:: Records for the exercise ::
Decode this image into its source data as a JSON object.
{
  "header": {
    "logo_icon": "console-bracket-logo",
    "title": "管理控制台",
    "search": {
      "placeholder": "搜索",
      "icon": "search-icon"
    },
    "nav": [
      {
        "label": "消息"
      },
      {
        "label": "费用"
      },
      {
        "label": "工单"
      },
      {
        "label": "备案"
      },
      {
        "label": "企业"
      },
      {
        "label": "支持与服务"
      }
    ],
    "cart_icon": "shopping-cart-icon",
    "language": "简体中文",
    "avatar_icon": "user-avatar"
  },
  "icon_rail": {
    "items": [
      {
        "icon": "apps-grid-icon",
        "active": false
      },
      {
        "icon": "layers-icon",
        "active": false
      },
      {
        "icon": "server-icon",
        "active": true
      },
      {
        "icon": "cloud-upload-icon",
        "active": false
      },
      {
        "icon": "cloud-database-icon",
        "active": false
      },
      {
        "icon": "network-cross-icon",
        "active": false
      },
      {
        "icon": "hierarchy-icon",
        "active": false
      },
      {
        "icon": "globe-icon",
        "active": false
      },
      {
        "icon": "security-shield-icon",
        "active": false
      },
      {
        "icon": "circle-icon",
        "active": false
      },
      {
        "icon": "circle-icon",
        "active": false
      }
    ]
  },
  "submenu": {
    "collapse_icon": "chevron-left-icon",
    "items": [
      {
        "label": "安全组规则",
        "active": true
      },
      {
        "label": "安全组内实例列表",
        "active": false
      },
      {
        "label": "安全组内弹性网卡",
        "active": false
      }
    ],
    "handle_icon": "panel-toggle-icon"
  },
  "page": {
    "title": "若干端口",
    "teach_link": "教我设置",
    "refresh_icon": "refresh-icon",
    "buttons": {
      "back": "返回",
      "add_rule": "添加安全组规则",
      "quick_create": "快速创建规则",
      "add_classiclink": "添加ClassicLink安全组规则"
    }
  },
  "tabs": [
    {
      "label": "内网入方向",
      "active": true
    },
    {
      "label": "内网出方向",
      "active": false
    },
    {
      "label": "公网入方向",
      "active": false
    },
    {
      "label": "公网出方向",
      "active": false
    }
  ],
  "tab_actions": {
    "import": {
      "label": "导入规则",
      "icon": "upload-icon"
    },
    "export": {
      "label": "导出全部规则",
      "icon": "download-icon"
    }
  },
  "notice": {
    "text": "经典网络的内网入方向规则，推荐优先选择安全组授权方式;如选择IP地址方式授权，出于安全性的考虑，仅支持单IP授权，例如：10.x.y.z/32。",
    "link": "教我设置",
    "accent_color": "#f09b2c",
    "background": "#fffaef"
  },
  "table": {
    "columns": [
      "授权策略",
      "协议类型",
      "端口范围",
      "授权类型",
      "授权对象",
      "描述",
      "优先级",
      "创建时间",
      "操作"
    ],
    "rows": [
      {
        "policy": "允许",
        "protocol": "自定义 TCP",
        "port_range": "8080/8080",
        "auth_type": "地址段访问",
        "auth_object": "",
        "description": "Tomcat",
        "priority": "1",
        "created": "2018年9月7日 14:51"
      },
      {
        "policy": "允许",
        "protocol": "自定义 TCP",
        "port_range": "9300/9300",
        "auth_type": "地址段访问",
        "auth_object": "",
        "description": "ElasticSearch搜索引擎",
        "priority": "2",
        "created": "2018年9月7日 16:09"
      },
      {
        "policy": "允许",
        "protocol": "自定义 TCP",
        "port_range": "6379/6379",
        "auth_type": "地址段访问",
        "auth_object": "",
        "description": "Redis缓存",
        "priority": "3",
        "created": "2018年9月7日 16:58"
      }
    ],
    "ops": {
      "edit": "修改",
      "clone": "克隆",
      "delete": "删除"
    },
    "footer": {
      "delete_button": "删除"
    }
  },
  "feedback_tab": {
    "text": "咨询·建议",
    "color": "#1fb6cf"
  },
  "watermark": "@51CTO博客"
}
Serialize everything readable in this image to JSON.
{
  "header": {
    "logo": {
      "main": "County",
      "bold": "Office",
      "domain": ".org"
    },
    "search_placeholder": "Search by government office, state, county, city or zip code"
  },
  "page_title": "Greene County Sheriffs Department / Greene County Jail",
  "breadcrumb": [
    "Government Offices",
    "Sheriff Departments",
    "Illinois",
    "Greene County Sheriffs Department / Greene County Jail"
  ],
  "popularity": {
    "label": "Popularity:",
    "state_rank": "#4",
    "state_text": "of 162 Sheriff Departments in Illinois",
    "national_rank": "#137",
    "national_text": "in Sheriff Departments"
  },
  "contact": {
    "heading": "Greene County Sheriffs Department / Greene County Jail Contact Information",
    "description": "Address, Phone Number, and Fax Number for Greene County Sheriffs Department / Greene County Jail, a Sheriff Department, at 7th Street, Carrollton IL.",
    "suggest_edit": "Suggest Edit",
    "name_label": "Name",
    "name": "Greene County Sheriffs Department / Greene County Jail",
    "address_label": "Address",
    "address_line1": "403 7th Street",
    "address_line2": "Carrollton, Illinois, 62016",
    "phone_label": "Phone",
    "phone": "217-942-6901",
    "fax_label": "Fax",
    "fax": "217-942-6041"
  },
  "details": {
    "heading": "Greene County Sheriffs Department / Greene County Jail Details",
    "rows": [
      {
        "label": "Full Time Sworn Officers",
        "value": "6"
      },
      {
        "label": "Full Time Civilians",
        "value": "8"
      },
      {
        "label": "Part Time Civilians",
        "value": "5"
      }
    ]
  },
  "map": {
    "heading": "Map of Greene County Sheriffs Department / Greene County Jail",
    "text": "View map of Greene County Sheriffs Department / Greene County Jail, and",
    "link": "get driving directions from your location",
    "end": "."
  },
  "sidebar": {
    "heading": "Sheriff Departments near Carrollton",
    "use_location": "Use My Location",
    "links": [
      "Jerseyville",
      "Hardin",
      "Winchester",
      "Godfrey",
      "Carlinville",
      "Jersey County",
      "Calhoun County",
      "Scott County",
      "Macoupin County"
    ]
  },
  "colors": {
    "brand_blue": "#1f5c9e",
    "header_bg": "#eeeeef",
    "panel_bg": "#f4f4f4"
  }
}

:: Task description ::
All lines in the data that contain the word "Jail" should be copied.

:: Result of the exercise ::
  "page_title": "Greene County Sheriffs Department / Greene County Jail",
    "Greene County Sheriffs Department / Greene County Jail"
    "heading": "Greene County Sheriffs Department / Greene County Jail Contact Information",
    "description": "Address, Phone Number, and Fax Number for Greene County Sheriffs Department / Greene County Jail, a Sheriff Department, at 7th Street, Carrollton IL.",
    "name": "Greene County Sheriffs Department / Greene County Jail",
    "heading": "Greene County Sheriffs Department / Greene County Jail Details",
    "heading": "Map of Greene County Sheriffs Department / Greene County Jail",
    "text": "View map of Greene County Sheriffs Department / Greene County Jail, and",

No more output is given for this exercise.